WHAT YOU SHOULD DO:
In the text on equine herpesvirus in donkeys, copy out everything from "Diagnosis is not" down to "different price points.", word for word.

EXTRACTED TEXT:
************
Diagnosis is not only about identifying the virus. Your vet may also need to rule out influenza, strangles, equine viral arteritis, trauma, toxicities, or other causes of fever and neurologic disease. If one donkey tests positive, your vet may recommend testing and monitoring exposed herd mates, along with immediate isolation and biosecurity steps.

Treatment Options for Equine Herpesvirus in Donkeys

Spectrum of Care means you have options. Here are treatment tiers at different price points.

Budget-Conscious Care

$250–$700
Best for: Mild respiratory cases, early suspected exposure, or herds needing practical first steps while limiting costs
  • Farm-call exam and temperature monitoring plan
  • Immediate isolation from other equids
  • Supportive care such as rest, hydration support, soft feed, and nursing care
  • Anti-inflammatory medication or fever control if your vet recommends it
  • Basic biosecurity guidance for buckets, tack, handlers, and manure flow
Expected outcome: Often fair to good for uncomplicated respiratory disease, but prognosis becomes more guarded if neurologic signs develop.
Consider: Lower upfront cost, but less testing and monitoring can make outbreak control harder and may delay recognition of neurologic progression.

Advanced / Critical Care

$1,500–$2,500
Best for: Donkeys with weakness, incoordination, inability to stand, severe dehydration, pregnancy complications, or herd outbreaks with major consequences
  • Hospitalization or intensive on-farm nursing for severe or neurologic cases
  • Repeated neurologic exams, fluid therapy, sling or assisted-standing support if needed
  • Urinary bladder management and pressure sore prevention in recumbent animals
  • Expanded diagnostics and serial monitoring
  • Discussion of antiviral use, prognosis, and outbreak reporting requirements where applicable
Expected outcome: Guarded to poor for severe neurologic disease, especially if the donkey cannot stand. Some mild neurologic cases can improve with aggressive supportive care.
************
SOURCE DATA:
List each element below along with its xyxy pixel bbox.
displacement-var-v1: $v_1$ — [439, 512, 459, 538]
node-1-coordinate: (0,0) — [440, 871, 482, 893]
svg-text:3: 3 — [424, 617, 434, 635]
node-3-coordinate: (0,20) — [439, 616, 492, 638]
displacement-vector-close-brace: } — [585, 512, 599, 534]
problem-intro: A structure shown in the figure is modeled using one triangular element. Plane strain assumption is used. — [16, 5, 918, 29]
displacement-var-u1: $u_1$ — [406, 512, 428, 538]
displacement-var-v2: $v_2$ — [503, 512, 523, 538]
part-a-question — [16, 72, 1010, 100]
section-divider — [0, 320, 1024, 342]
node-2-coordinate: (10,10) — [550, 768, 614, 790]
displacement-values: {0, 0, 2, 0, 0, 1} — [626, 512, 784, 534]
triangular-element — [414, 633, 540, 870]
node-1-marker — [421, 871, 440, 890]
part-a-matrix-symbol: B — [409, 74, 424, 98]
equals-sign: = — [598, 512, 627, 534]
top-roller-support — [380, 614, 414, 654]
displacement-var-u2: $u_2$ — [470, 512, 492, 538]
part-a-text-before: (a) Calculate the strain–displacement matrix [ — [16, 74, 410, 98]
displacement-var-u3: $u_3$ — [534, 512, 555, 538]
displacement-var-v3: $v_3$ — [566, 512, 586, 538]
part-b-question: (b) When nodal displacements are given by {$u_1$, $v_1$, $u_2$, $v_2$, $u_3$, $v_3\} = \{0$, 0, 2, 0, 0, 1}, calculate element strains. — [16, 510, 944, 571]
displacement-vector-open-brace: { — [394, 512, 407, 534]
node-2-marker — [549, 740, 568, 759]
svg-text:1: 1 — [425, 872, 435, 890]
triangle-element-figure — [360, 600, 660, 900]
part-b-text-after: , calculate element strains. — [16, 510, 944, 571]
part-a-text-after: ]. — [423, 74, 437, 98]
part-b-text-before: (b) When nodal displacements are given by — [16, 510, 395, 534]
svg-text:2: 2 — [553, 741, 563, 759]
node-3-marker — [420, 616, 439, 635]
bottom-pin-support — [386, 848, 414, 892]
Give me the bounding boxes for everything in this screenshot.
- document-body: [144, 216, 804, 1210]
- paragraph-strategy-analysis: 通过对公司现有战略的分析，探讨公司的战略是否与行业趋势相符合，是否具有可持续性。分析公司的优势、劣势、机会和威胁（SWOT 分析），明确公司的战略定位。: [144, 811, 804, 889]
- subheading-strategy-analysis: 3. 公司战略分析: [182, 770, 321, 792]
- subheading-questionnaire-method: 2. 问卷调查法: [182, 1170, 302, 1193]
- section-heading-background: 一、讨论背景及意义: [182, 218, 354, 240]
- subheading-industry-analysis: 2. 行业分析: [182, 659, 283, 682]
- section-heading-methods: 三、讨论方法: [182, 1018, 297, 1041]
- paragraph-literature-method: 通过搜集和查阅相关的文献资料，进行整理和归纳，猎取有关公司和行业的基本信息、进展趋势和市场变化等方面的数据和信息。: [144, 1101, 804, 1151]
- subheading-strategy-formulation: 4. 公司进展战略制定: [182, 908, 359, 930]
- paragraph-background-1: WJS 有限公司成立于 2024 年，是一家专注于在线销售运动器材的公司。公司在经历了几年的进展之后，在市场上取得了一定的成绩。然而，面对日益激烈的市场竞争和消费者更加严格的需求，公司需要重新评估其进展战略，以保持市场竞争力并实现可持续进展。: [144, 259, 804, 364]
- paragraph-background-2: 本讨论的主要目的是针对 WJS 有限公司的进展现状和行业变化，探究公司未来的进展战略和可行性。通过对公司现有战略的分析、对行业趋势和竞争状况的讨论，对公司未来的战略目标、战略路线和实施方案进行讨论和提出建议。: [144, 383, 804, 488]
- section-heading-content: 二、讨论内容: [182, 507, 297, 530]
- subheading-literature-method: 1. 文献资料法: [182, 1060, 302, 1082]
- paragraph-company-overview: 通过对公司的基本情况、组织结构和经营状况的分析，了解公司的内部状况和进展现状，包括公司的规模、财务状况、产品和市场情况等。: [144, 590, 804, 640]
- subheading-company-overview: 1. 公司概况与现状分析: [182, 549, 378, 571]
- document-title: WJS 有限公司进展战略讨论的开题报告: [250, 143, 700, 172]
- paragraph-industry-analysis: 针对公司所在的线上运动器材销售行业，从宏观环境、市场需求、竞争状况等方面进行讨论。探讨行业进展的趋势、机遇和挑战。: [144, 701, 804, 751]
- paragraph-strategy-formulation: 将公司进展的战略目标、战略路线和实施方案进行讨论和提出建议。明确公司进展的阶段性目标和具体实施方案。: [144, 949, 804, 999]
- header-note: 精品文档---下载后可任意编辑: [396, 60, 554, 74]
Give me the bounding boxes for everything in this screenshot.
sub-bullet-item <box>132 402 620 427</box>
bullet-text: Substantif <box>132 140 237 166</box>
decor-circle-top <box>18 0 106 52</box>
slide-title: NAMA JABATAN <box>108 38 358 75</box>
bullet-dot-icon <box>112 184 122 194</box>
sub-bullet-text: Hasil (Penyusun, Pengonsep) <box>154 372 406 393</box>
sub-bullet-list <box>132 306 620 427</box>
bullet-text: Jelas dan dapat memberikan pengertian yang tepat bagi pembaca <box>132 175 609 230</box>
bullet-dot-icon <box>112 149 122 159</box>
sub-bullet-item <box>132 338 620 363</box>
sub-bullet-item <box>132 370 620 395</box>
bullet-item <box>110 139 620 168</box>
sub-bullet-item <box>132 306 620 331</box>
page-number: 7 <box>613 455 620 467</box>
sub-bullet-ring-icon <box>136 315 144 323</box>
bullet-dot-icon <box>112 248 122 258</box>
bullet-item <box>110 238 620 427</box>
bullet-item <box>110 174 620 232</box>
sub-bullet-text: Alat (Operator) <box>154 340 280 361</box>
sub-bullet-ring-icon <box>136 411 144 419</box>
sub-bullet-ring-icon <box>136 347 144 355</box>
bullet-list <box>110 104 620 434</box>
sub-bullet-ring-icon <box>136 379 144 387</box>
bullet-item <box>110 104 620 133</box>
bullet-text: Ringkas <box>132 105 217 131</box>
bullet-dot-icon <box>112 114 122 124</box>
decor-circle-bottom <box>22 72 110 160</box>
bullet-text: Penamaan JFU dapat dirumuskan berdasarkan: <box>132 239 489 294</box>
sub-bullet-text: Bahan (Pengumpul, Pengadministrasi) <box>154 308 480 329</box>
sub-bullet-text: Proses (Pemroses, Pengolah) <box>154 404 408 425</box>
************
SOLUTION BELOW:
Diagnosis is not only about identifying the virus. Your vet may also need to rule out influenza, strangles, equine viral arteritis, trauma, toxicities, or other causes of fever and neurologic disease. If one donkey tests positive, your vet may recommend testing and monitoring exposed herd mates, along with immediate isolation and biosecurity steps.

Treatment Options for Equine Herpesvirus in Donkeys

Spectrum of Care means you have options. Here are treatment tiers at different price points.